> **BRIEF**
Exactly reproduce the entries, dropping any pictures from your copy.

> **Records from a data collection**
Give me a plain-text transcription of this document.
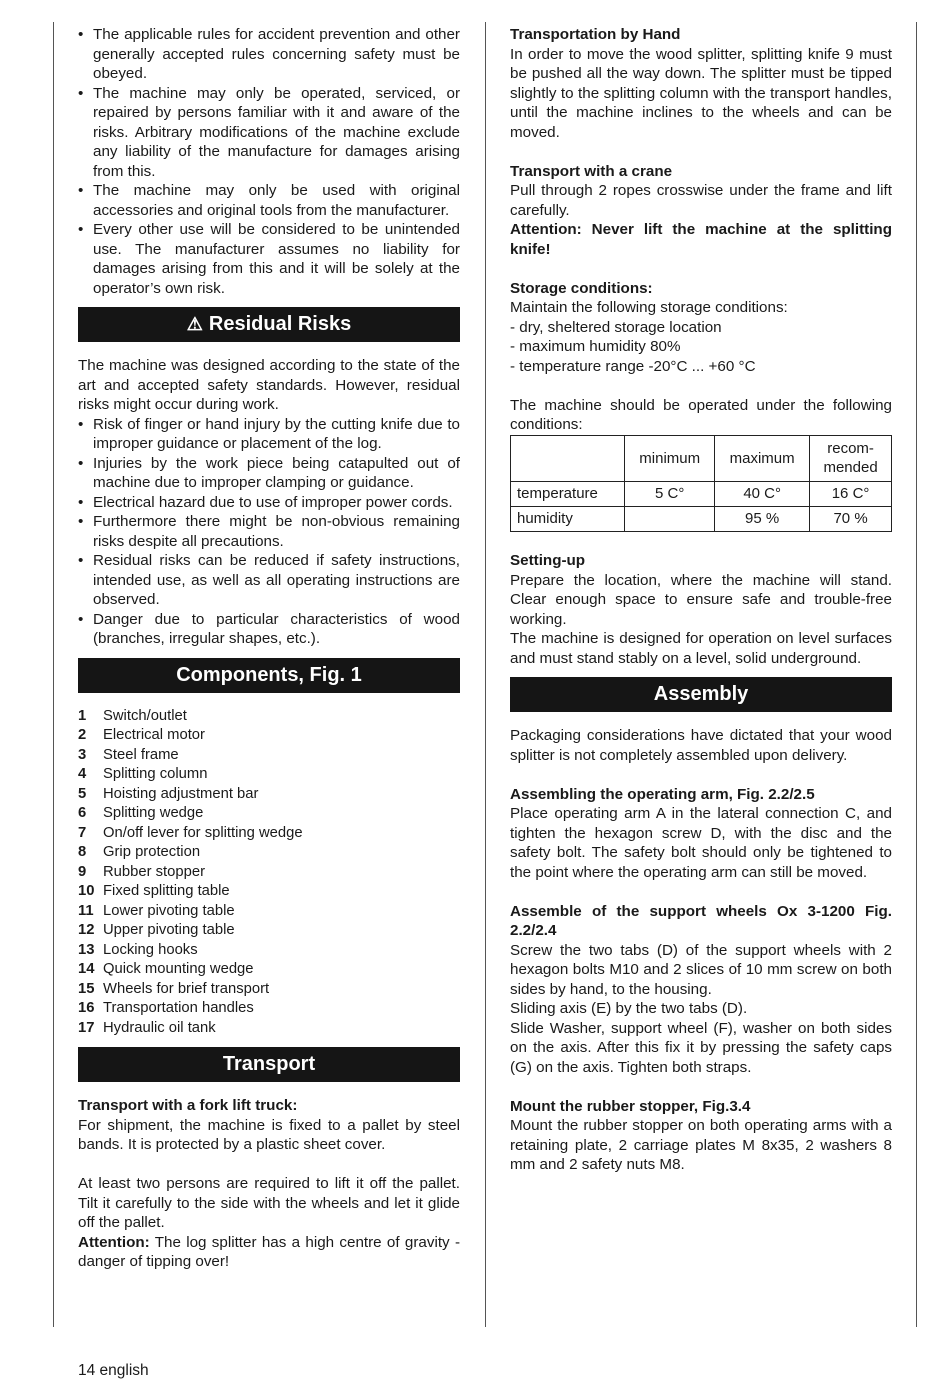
• The applicable rules for accident prevention and other generally accepted rules concerning safety must be obeyed.
• The machine may only be operated, serviced, or repaired by persons familiar with it and aware of the risks. Arbitrary modifications of the machine exclude any liability of the manufacture for damages arising from this.
• The machine may only be used with original accessories and original tools from the manufacturer.
• Every other use will be considered to be unintended use. The manufacturer assumes no liability for damages arising from this and it will be solely at the operator’s own risk.
⚠ Residual Risks

The machine was designed according to the state of the art and accepted safety standards. However, residual risks might occur during work.

• Risk of finger or hand injury by the cutting knife due to improper guidance or placement of the log.
• Injuries by the work piece being catapulted out of machine due to improper clamping or guidance.
• Electrical hazard due to use of improper power cords.
• Furthermore there might be non-obvious remaining risks despite all precautions.
• Residual risks can be reduced if safety instructions, intended use, as well as all operating instructions are observed.
• Danger due to particular characteristics of wood (branches, irregular shapes, etc.).
Components, Fig. 1
1	Switch/outlet
2	Electrical motor
3	Steel frame
4	Splitting column
5	Hoisting adjustment bar
6	Splitting wedge
7	On/off lever for splitting wedge
8	Grip protection
9	Rubber stopper
10 Fixed splitting table
11 Lower pivoting table
12 Upper pivoting table
13 Locking hooks
14 Quick mounting wedge
15 Wheels for brief transport
16 Transportation handles
17 Hydraulic oil tank
Transport

Transport with a fork lift truck:

For shipment, the machine is fixed to a pallet by steel bands. It is protected by a plastic sheet cover.

At least two persons are required to lift it off the pallet. Tilt it carefully to the side with the wheels and let it glide off the pallet.

Attention: The log splitter has a high centre of gravity - danger of tipping over!

Transportation by Hand

In order to move the wood splitter, splitting knife 9 must be pushed all the way down. The splitter must be tipped slightly to the splitting column with the transport handles, until the machine inclines to the wheels and can be moved.

Transport with a crane

Pull through 2 ropes crosswise under the frame and lift carefully.

Attention: Never lift the machine at the splitting knife!

Storage conditions:

Maintain the following storage conditions:

- dry, sheltered storage location

- maximum humidity 80%

- temperature range -20°C ... +60 °C

The machine should be operated under the following conditions:

	minimum	maximum	recom-
mended
temperature	5 C°	40 C°	16 C°
humidity		95 %	70 %

Setting-up

Prepare the location, where the machine will stand. Clear enough space to ensure safe and trouble-free working.

The machine is designed for operation on level surfaces and must stand stably on a level, solid underground.

Assembly

Packaging considerations have dictated that your wood splitter is not completely assembled upon delivery.

Assembling the operating arm, Fig. 2.2/2.5

Place operating arm A in the lateral connection C, and tighten the hexagon screw D, with the disc and the safety bolt. The safety bolt should only be tightened to the point where the operating arm can still be moved.

Assemble of the support wheels Ox 3-1200 Fig. 2.2/2.4

Screw the two tabs (D) of the support wheels with 2 hexagon bolts M10 and 2 slices of 10 mm screw on both sides by hand, to the housing.

Sliding axis (E) by the two tabs (D).

Slide Washer, support wheel (F), washer on both sides on the axis. After this fix it by pressing the safety caps (G) on the axis. Tighten both straps.

Mount the rubber stopper, Fig.3.4

Mount the rubber stopper on both operating arms with a retaining plate, 2 carriage plates M 8x35, 2 washers 8 mm and 2 safety nuts M8.

14 english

> **OUTPUT OF THE TASK**
Give me a plain-text transcription of this document.
• The applicable rules for accident prevention and other generally accepted rules concerning safety must be obeyed.
• The machine may only be operated, serviced, or repaired by persons familiar with it and aware of the risks. Arbitrary modifications of the machine exclude any liability of the manufacture for damages arising from this.
• The machine may only be used with original accessories and original tools from the manufacturer.
• Every other use will be considered to be unintended use. The manufacturer assumes no liability for damages arising from this and it will be solely at the operator’s own risk.
⚠ Residual Risks

The machine was designed according to the state of the art and accepted safety standards. However, residual risks might occur during work.

• Risk of finger or hand injury by the cutting knife due to improper guidance or placement of the log.
• Injuries by the work piece being catapulted out of machine due to improper clamping or guidance.
• Electrical hazard due to use of improper power cords.
• Furthermore there might be non-obvious remaining risks despite all precautions.
• Residual risks can be reduced if safety instructions, intended use, as well as all operating instructions are observed.
• Danger due to particular characteristics of wood (branches, irregular shapes, etc.).
Components, Fig. 1
1	Switch/outlet
2	Electrical motor
3	Steel frame
4	Splitting column
5	Hoisting adjustment bar
6	Splitting wedge
7	On/off lever for splitting wedge
8	Grip protection
9	Rubber stopper
10 Fixed splitting table
11 Lower pivoting table
12 Upper pivoting table
13 Locking hooks
14 Quick mounting wedge
15 Wheels for brief transport
16 Transportation handles
17 Hydraulic oil tank
Transport

Transport with a fork lift truck:

For shipment, the machine is fixed to a pallet by steel bands. It is protected by a plastic sheet cover.

At least two persons are required to lift it off the pallet. Tilt it carefully to the side with the wheels and let it glide off the pallet.

Attention: The log splitter has a high centre of gravity - danger of tipping over!

Transportation by Hand

In order to move the wood splitter, splitting knife 9 must be pushed all the way down. The splitter must be tipped slightly to the splitting column with the transport handles, until the machine inclines to the wheels and can be moved.

Transport with a crane

Pull through 2 ropes crosswise under the frame and lift carefully.

Attention: Never lift the machine at the splitting knife!

Storage conditions:

Maintain the following storage conditions:

- dry, sheltered storage location

- maximum humidity 80%

- temperature range -20°C ... +60 °C

The machine should be operated under the following conditions:

	minimum	maximum	recom-
mended
temperature	5 C°	40 C°	16 C°
humidity		95 %	70 %

Setting-up

Prepare the location, where the machine will stand. Clear enough space to ensure safe and trouble-free working.

The machine is designed for operation on level surfaces and must stand stably on a level, solid underground.

Assembly

Packaging considerations have dictated that your wood splitter is not completely assembled upon delivery.

Assembling the operating arm, Fig. 2.2/2.5

Place operating arm A in the lateral connection C, and tighten the hexagon screw D, with the disc and the safety bolt. The safety bolt should only be tightened to the point where the operating arm can still be moved.

Assemble of the support wheels Ox 3-1200 Fig. 2.2/2.4

Screw the two tabs (D) of the support wheels with 2 hexagon bolts M10 and 2 slices of 10 mm screw on both sides by hand, to the housing.

Sliding axis (E) by the two tabs (D).

Slide Washer, support wheel (F), washer on both sides on the axis. After this fix it by pressing the safety caps (G) on the axis. Tighten both straps.

Mount the rubber stopper, Fig.3.4

Mount the rubber stopper on both operating arms with a retaining plate, 2 carriage plates M 8x35, 2 washers 8 mm and 2 safety nuts M8.

14 english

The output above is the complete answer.